Extrait du document:
---+---

Voyage du pape en Asie et Océanie
Le pape François au Timor oriental
Ce voyage apostolique couvre en moins de deux semaines, du 2 au 13 septembre 2024, l’Indonésie, la Papouasie-Nouvelle-Guinée, le Timor oriental et Singapour. Soit 44 heures de vol, 12 discours officiels et 4 messes solennelles, pour le pape François qui aura 88 ans le 17 décembre 2024.
Première étape, l’Indonésie
En Indonésie, les catholiques sont très minoritaires avec 3,1% de la population, environ 8 millions de fidèles sur 273 millions d’Indonésiens dont 87% sont musulmans. Les chrétiens représentent au total 10% de la population du pays tenant d’un islam modéré. L’Indonésie compte près de 17.000 îles et plus de 1300 groupes ethniques.
Le lendemain de son arrivée à Jakarta, capitale de l’Indonésie, le souverain pontife s’est rendu au Palais présidentiel Istina Merdeka, où après une visite privée au président Joko Widodo, il s’est adressé aux autorités du pays. Dans son discours, François a salué la « sagesse et l’équilibre » des principes inspirateurs de l’Etat indonésien, reflétés dans la devise nationale “Unis dans la diversité”.
« Parfois, des tensions violentes se développent au sein des Etats, parce que ceux qui détiennent le pouvoir voudraient tout uniformiser, imposant leur vision, même dans des domaines qui devraient être laissés à l’autonomie des individus ou des groupes associés », a-t-il affirmé en appelant les hommes politiques à défendre la « justice sociale ».
Il a souhaité « une distribution plus efficace et plus équitable de l’aide sociale » afin de « vaincre les déséquilibres et les poches de misère qui persistent encore dans certaines régions du pays ». Il a également fait l’éloge du préambule de la Constitution de 1945, qui invoque la bénédiction divine sur la République indonésienne naissante.
Et de décrier les contextes sociaux où l’on « croit pouvoir ou devoir ne pas tenir compte de la recherche de la bénédiction de Dieu, la jugeant superflue pour l’être humain et la société civile ». Enfin, le pape a assuré les autorités civiles de la volonté de l’Eglise catholique de renforcer le dialogue interreligieux et la collaboration avec les institutions publiques, insistant sur le fait qu’elle devait le faire « sans prosélytisme ».
Sortant de son texte, le souverain pontife a fustigé les politiques malthusiennes qui visent à limiter les naissances. Puis il a donné en « exemple pour tous les pays » l’Indonésie où les familles ont « trois, quatre ou cinq enfants », les opposant à ceux qui préfèrent avoir un chien ou un chat.
Dans l’après-midi, à la cathédrale Notre-Dame de l’Assomption de Jakarta, le Saint-Père a rencontré les évêques, prêtres, diacres, personnes consacrées, séminaristes et catéchistes d’Indonésie. “Foi, fraternité, compassion” – devise de la visite apostolique en Indonésie – ont été au centre de l’intervention du pape.

---+---

Extrait des données:
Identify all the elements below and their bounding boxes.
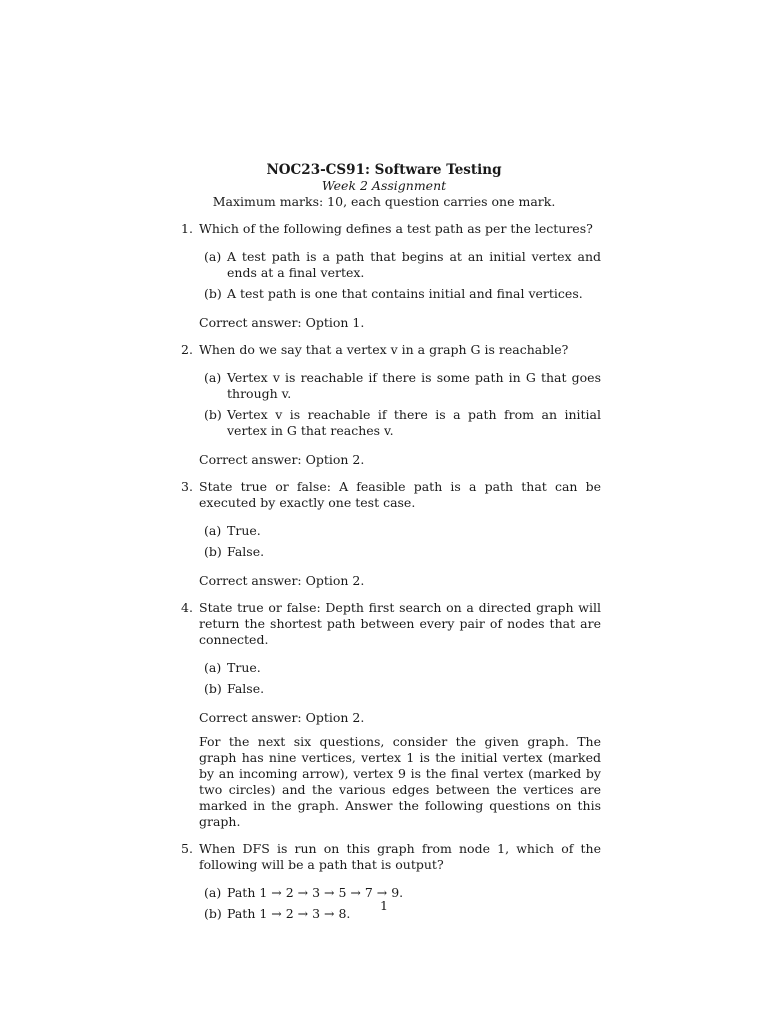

---+---

Objectifs:
1. D'après le texte sur le voyage du pape en Asie, quelle part de la population indonésienne est catholique ?
2. Rédigez la suite du texte sur le voyage du pape en Asie, après sa dernière phrase.
Ces données proviennent d'une autre source.

Réponses finales:
1. Les catholiques représentent 3,1 % de la population indonésienne, soit environ 8 millions de fidèles.

2.
Les richesses naturelles d’un pays, a-t-il introduit pour illustrer la foi, « est un rappel de Dieu, de sa présence dans le cosmos et dans nos vies, comme nous l’enseigne l’Ecriture Sainte. C’est le Seigneur qui donne tout cela », a-t-il souligné.
François a déclaré – comme à son habitude – que l’annonce de l’Evangile n’est pas « faire du prosélytisme », mais simplement « donner et partager la joie de la rencontre avec le Christ, toujours avec un grand respect et une grande affection fraternelle pour chacun ».
Enfin, la compassion consiste « à nous rendre proches les uns des autres », ce qui « ne veut pas dire être communiste, cela veut dire charité, cela veut dire amour ». En conclusion il les a encouragés à rester « forts dans la foi, ouverts à tous, à tous, à tous. Dans la fraternité et proches de chacun dans la compassion ».
Et d’expliquer : « Lorsque les invités au mariage ne voulaient pas venir et ne sont pas venus, que fit le Seigneur ? Il envoya ses serviteurs : “Allez aux carrefours et amenez tout le monde, tout le monde, tout le monde à l’intérieur”. »
Le 5 septembre, le pape François a participé à une rencontre interreligieuse à la mosquée Istiqlal – la plus grande d’Asie du Sud-Est. Il a été accueilli sous une grande tente par le grand imam Nasaruddin Umar devant l’immense édifice au minaret de plus de 66 mètres de haut, qui peut accueillir 120.000 personnes.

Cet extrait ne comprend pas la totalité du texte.